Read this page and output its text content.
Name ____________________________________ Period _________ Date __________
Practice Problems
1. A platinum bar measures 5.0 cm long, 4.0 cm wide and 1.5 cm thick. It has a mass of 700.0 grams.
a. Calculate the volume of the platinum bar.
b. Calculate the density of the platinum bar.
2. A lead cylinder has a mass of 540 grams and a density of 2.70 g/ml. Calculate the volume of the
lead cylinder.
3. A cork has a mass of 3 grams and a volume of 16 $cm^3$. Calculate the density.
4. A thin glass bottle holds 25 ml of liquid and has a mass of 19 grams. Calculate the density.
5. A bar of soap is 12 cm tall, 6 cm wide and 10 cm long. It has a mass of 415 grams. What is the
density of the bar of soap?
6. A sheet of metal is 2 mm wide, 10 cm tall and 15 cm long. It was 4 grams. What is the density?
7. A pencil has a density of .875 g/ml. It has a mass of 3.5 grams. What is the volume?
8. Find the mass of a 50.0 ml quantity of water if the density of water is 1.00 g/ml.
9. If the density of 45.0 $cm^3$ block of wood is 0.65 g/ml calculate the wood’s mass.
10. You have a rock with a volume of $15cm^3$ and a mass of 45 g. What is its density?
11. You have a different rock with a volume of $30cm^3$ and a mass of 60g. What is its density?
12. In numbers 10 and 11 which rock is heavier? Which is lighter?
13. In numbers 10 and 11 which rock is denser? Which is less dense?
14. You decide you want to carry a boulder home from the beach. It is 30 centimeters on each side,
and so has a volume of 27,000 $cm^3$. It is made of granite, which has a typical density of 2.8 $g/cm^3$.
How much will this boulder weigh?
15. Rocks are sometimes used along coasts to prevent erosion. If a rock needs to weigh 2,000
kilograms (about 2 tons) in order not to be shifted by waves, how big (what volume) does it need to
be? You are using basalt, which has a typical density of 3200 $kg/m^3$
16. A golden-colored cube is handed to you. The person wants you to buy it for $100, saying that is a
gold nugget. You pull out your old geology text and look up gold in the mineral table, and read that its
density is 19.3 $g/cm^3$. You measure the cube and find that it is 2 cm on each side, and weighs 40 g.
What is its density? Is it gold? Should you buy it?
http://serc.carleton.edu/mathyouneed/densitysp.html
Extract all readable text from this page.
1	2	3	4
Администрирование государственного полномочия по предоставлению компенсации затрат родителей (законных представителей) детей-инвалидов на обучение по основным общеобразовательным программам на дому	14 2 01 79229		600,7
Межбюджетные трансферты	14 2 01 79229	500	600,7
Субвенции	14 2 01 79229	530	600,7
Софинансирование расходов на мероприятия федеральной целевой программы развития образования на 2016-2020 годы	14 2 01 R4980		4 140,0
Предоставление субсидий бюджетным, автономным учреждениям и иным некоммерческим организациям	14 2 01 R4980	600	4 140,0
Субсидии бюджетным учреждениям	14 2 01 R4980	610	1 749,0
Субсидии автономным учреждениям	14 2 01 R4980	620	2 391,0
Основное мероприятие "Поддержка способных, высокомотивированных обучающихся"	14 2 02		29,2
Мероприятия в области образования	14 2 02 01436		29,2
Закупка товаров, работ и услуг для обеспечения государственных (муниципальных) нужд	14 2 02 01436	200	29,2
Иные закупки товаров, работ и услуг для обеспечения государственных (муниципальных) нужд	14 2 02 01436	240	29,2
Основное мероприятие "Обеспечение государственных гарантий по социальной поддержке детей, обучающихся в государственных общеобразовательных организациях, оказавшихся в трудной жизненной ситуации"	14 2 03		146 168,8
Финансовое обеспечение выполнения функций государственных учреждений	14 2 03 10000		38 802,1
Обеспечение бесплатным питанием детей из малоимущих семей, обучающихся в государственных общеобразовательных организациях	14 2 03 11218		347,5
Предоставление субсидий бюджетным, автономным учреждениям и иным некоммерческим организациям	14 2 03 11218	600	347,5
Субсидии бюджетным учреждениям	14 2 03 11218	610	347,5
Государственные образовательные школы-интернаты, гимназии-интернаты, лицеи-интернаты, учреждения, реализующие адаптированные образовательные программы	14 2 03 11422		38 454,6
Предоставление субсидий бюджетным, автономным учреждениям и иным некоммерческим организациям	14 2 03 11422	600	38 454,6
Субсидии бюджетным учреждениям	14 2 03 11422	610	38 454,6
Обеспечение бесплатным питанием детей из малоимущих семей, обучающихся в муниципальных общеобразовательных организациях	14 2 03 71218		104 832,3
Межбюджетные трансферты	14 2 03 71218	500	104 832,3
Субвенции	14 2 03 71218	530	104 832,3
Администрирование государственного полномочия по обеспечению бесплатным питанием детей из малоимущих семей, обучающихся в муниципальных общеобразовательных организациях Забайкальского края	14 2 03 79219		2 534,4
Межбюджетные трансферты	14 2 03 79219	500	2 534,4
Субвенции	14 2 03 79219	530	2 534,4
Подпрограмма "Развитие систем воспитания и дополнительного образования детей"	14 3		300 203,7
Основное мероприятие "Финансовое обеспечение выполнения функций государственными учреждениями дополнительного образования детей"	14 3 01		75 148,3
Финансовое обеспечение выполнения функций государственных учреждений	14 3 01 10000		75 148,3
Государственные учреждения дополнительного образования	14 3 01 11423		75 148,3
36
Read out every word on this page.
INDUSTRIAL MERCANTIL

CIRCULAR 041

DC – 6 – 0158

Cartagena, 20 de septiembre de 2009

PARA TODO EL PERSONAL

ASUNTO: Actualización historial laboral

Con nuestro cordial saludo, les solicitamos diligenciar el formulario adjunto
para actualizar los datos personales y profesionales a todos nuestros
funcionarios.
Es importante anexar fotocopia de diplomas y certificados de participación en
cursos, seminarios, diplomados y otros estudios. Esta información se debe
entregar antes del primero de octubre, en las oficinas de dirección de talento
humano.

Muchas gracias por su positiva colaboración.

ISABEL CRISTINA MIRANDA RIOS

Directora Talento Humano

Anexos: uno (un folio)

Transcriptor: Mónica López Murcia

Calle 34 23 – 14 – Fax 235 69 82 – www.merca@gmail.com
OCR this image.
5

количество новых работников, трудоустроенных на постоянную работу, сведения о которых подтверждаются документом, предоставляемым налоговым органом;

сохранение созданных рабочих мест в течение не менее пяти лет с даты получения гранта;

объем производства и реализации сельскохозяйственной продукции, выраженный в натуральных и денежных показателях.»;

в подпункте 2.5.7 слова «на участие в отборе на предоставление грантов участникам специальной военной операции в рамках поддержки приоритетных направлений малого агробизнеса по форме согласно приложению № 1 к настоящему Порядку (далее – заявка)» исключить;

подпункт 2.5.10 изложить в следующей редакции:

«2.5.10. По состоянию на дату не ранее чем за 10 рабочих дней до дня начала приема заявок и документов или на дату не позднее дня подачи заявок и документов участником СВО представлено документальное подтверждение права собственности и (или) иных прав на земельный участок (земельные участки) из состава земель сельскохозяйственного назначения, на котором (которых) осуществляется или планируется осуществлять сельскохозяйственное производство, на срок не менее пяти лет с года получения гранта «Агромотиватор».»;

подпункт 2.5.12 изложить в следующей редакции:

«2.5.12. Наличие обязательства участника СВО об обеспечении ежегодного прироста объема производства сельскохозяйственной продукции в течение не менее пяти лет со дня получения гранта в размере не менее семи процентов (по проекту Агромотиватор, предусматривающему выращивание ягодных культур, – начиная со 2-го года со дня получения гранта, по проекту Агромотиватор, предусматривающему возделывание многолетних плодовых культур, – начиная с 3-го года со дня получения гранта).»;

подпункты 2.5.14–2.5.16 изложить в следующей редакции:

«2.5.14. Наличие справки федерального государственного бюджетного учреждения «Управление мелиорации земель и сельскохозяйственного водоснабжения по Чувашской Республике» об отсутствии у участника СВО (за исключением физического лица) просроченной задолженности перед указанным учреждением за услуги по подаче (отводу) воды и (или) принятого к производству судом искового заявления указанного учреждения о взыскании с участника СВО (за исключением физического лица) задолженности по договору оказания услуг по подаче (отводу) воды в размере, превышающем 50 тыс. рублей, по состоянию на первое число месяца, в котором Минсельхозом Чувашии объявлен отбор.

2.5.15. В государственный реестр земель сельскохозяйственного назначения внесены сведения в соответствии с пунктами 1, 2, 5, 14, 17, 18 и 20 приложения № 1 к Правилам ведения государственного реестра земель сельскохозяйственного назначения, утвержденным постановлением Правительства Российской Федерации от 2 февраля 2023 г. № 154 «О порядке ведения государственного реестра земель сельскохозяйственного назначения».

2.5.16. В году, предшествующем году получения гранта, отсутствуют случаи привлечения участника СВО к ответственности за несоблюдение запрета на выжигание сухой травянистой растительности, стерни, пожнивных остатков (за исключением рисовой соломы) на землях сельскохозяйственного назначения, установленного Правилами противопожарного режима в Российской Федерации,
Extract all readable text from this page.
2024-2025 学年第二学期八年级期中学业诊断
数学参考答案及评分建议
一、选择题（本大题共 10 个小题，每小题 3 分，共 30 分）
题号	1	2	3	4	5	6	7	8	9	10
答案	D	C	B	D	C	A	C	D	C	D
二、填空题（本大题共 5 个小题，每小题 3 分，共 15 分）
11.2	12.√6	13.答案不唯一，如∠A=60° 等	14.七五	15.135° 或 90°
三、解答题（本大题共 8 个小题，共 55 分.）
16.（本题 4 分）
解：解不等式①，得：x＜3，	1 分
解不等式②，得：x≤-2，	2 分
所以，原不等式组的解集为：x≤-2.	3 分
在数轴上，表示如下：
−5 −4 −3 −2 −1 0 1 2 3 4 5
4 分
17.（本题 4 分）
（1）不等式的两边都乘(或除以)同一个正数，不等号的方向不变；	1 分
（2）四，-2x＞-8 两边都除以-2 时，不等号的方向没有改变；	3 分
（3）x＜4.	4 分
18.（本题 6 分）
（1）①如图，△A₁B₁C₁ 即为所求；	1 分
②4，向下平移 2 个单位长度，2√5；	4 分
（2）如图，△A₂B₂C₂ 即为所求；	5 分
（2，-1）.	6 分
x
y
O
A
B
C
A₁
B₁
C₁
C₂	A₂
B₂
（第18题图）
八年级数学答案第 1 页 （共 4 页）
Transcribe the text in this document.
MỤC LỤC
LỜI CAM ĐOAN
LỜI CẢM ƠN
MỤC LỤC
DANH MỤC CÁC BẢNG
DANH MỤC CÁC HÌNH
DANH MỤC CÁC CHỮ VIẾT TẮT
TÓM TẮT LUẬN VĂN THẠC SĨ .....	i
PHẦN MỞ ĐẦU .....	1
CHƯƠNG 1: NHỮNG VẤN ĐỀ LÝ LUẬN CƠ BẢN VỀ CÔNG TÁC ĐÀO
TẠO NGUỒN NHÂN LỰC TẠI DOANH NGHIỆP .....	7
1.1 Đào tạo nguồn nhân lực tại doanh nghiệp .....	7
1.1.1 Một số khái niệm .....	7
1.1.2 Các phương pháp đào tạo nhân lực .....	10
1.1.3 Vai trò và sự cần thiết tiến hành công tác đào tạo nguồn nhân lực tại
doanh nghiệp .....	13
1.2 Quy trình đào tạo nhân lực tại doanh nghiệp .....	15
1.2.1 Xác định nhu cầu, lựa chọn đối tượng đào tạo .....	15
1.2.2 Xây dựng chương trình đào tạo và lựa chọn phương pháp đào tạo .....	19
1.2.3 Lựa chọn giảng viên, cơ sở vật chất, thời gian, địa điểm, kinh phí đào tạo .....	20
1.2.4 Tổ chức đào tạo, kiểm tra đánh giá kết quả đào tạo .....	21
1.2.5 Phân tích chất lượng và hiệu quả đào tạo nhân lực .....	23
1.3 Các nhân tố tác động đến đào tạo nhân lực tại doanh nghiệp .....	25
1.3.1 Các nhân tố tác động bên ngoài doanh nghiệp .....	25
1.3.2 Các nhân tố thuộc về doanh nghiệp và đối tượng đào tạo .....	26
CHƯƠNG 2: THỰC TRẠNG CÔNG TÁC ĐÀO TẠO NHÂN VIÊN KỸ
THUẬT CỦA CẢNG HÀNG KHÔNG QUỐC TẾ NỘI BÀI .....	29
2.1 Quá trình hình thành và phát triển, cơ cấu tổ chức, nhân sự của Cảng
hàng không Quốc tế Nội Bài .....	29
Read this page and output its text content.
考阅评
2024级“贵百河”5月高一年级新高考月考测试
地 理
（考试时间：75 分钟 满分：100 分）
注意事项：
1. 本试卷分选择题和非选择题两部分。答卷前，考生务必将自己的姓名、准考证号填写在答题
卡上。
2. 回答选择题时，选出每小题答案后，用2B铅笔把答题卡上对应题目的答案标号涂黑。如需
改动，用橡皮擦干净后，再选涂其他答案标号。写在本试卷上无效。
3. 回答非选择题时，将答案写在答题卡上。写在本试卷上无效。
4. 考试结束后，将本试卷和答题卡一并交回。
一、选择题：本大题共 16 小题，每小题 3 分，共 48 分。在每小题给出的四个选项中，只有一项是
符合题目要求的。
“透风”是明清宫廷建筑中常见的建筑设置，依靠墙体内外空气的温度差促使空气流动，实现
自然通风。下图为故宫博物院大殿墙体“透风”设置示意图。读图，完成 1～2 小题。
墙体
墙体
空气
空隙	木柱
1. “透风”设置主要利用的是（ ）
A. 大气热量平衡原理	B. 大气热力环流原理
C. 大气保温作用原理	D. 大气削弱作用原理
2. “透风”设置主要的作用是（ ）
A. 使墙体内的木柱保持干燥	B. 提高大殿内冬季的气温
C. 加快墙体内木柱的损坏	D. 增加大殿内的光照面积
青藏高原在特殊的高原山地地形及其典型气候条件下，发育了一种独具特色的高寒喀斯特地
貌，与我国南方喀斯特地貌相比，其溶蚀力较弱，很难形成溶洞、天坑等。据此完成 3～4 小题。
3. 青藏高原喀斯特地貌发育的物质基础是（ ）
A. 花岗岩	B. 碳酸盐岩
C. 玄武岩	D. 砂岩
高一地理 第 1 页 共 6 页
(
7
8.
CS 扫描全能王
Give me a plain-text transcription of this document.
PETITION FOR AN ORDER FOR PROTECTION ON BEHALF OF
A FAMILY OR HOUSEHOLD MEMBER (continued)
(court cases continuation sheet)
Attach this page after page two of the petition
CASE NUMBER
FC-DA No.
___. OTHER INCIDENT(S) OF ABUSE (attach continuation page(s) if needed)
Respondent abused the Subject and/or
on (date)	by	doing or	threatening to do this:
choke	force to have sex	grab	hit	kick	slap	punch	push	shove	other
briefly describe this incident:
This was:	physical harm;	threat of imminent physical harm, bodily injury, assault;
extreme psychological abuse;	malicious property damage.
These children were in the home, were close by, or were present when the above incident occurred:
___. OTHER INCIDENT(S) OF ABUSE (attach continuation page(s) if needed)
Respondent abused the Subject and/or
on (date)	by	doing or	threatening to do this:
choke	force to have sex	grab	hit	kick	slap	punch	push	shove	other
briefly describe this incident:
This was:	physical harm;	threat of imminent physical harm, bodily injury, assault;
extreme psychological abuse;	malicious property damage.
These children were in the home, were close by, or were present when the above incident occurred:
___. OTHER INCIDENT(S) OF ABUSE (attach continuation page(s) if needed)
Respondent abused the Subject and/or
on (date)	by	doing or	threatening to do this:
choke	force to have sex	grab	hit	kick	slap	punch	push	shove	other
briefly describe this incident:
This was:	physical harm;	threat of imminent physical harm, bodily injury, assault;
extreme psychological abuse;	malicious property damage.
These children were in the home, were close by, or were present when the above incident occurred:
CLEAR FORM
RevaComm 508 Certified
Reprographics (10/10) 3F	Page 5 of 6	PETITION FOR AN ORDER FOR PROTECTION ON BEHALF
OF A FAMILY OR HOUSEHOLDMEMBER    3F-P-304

++++++++++++++++++++

-- PROBLEM DETAILS --
Extract from the material all lines containing the string "BEHALF".

-- IN RESPONSE --
PETITION FOR AN ORDER FOR PROTECTION ON BEHALF OF
Reprographics (10/10) 3F	Page 5 of 6	PETITION FOR AN ORDER FOR PROTECTION ON BEHALF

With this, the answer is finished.